Your task is to write out the lines from the line containing "Serialize everything readable" through the last line of the material, exactly.

### Provided data ###

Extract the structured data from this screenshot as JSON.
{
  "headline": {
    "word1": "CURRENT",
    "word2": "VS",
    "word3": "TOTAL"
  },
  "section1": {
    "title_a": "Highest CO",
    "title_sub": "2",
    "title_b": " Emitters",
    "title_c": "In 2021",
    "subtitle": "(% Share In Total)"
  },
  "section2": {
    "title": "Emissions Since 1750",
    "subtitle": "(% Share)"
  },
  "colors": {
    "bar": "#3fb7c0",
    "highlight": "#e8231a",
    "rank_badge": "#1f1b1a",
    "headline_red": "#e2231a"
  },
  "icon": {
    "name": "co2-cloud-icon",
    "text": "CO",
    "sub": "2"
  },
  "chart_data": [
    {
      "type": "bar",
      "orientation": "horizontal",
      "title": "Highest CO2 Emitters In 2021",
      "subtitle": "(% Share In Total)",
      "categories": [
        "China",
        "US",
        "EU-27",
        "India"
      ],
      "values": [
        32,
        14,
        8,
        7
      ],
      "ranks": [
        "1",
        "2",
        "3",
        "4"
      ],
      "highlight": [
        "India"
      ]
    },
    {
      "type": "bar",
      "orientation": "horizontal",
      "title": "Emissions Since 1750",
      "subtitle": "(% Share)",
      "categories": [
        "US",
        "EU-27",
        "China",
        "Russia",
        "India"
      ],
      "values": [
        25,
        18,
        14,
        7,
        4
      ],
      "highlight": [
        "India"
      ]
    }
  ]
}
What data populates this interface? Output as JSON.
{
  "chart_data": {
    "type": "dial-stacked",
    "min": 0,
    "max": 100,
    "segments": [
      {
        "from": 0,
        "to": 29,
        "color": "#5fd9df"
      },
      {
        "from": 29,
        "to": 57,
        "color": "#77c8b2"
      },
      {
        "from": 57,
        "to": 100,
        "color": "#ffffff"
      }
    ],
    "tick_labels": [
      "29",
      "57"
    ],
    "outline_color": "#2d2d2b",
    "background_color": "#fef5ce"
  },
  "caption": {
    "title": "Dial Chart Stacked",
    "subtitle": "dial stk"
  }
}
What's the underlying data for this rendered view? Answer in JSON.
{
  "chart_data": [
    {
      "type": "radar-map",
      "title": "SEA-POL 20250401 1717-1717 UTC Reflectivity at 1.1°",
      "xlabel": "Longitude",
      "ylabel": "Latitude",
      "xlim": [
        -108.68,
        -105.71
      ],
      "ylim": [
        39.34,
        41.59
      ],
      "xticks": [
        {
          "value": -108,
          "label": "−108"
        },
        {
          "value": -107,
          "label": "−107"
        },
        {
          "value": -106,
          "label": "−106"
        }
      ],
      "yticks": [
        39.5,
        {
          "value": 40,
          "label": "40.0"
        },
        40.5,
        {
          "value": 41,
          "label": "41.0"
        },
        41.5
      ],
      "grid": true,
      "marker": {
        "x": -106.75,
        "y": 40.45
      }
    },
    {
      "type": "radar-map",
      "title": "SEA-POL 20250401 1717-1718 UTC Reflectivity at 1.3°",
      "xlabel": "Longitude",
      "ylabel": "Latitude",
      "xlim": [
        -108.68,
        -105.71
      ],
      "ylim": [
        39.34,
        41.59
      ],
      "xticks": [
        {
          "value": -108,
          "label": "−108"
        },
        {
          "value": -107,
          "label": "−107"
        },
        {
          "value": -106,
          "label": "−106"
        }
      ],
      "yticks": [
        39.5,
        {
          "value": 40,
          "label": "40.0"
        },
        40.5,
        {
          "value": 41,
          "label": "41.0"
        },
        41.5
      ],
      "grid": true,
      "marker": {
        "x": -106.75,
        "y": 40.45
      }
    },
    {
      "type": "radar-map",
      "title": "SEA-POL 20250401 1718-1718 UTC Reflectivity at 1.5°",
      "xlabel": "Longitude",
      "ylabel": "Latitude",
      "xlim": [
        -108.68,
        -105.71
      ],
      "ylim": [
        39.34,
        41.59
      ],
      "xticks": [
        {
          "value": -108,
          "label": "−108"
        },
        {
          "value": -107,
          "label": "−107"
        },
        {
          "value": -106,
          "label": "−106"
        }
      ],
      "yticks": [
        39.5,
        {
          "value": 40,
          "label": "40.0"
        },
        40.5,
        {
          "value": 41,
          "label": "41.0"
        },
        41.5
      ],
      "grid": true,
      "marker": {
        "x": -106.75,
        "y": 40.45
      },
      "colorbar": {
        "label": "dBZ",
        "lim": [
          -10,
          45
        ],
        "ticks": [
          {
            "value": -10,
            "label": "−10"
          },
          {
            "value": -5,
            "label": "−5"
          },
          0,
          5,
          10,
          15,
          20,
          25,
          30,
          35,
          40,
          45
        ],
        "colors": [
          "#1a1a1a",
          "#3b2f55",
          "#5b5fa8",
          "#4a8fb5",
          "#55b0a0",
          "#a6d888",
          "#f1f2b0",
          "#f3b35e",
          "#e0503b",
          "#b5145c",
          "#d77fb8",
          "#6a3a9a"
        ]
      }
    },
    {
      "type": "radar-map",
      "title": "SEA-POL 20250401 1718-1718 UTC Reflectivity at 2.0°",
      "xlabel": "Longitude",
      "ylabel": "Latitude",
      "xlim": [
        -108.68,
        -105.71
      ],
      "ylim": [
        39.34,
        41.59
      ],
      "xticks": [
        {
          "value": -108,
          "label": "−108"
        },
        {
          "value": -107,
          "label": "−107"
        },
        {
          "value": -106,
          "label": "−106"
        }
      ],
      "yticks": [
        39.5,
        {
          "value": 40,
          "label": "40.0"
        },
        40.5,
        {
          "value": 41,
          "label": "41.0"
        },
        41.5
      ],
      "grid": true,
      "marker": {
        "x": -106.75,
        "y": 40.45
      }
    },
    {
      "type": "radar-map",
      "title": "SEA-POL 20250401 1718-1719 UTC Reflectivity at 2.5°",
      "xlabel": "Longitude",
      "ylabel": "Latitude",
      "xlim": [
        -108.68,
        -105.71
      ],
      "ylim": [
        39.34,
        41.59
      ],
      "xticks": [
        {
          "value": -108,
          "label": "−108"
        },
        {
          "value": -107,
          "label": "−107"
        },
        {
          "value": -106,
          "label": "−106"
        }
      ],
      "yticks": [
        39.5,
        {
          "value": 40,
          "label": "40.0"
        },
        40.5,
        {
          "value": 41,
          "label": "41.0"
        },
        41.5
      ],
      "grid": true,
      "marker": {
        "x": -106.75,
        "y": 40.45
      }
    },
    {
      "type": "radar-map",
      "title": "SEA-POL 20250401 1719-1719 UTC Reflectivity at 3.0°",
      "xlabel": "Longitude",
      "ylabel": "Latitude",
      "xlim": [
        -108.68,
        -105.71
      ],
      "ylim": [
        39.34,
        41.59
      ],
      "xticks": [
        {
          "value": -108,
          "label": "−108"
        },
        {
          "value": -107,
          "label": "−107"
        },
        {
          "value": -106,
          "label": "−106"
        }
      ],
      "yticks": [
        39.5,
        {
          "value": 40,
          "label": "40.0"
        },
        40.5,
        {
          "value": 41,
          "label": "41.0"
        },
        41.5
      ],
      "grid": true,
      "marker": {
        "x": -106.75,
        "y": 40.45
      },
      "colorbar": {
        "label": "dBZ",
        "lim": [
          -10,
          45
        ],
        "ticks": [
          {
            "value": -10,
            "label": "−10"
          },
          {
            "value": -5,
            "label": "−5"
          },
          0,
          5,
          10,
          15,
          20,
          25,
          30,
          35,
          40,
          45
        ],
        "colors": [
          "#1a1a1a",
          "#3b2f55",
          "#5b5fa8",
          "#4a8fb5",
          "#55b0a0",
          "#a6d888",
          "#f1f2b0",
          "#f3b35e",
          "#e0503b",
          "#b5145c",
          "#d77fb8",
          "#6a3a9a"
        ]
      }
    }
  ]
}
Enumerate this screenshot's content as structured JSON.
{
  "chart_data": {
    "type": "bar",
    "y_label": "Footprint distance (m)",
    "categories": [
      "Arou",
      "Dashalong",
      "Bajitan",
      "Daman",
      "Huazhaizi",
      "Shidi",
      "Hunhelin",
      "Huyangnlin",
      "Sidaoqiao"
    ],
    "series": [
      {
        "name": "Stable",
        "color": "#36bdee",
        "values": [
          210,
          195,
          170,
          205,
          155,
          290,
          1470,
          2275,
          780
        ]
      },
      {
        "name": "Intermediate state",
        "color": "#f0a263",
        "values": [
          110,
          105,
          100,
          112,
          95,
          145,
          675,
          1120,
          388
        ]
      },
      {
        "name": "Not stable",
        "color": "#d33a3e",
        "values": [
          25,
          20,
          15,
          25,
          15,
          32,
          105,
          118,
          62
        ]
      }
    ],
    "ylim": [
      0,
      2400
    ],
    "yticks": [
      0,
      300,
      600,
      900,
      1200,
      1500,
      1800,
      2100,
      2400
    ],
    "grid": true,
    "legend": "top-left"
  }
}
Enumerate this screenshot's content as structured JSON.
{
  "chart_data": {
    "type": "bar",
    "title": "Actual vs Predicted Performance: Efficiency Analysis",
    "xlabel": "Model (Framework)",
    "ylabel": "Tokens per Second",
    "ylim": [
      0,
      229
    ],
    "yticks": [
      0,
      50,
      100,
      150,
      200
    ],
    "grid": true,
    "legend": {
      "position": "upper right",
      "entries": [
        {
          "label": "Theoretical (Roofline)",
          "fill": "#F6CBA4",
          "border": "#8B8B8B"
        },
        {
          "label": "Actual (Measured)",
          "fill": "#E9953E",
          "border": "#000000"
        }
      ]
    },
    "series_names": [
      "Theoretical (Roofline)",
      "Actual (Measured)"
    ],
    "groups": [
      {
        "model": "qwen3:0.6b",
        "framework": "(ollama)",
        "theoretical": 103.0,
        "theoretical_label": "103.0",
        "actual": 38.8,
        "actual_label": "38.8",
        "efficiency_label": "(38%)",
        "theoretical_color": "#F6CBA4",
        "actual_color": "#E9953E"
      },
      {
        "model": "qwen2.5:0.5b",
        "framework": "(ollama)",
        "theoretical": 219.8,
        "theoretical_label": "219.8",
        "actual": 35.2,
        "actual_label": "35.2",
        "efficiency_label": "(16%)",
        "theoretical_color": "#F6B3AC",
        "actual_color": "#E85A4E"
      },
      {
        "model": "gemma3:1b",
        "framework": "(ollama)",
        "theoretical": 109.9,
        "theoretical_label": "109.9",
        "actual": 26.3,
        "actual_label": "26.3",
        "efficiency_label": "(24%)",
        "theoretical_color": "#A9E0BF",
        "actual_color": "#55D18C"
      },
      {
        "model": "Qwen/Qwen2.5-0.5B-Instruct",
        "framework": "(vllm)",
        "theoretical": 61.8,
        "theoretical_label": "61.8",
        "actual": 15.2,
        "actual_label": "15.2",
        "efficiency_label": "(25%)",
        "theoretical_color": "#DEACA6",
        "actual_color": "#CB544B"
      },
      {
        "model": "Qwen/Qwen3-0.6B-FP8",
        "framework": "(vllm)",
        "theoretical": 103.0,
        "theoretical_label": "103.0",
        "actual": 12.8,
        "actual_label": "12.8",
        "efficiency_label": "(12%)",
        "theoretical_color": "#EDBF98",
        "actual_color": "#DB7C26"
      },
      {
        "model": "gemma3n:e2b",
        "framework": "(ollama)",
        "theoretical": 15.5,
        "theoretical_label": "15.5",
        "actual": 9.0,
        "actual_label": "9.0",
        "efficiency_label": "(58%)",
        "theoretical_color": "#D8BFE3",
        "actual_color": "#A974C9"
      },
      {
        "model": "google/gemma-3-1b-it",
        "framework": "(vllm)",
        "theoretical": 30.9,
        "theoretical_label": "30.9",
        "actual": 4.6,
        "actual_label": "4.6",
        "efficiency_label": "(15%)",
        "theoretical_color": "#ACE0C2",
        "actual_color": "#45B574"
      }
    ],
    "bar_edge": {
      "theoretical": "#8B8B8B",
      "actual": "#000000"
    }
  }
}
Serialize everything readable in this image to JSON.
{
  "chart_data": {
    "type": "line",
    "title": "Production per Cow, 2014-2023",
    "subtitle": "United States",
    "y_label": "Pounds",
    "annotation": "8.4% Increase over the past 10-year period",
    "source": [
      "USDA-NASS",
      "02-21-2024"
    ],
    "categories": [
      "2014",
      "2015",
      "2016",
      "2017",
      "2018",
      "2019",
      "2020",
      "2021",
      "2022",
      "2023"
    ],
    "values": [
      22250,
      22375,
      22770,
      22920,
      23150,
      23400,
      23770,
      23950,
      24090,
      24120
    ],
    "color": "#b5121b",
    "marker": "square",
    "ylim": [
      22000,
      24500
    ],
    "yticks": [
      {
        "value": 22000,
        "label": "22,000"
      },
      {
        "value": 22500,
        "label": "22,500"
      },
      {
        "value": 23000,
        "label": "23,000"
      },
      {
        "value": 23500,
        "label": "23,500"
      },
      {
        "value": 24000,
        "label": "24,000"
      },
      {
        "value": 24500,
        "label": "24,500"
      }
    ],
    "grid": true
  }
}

###

◆ Task output:
Serialize everything readable in this image to JSON.
{
  "chart_data": {
    "type": "line",
    "title": "Production per Cow, 2014-2023",
    "subtitle": "United States",
    "y_label": "Pounds",
    "annotation": "8.4% Increase over the past 10-year period",
    "source": [
      "USDA-NASS",
      "02-21-2024"
    ],
    "categories": [
      "2014",
      "2015",
      "2016",
      "2017",
      "2018",
      "2019",
      "2020",
      "2021",
      "2022",
      "2023"
    ],
    "values": [
      22250,
      22375,
      22770,
      22920,
      23150,
      23400,
      23770,
      23950,
      24090,
      24120
    ],
    "color": "#b5121b",
    "marker": "square",
    "ylim": [
      22000,
      24500
    ],
    "yticks": [
      {
        "value": 22000,
        "label": "22,000"
      },
      {
        "value": 22500,
        "label": "22,500"
      },
      {
        "value": 23000,
        "label": "23,000"
      },
      {
        "value": 23500,
        "label": "23,500"
      },
      {
        "value": 24000,
        "label": "24,000"
      },
      {
        "value": 24500,
        "label": "24,500"
      }
    ],
    "grid": true
  }
}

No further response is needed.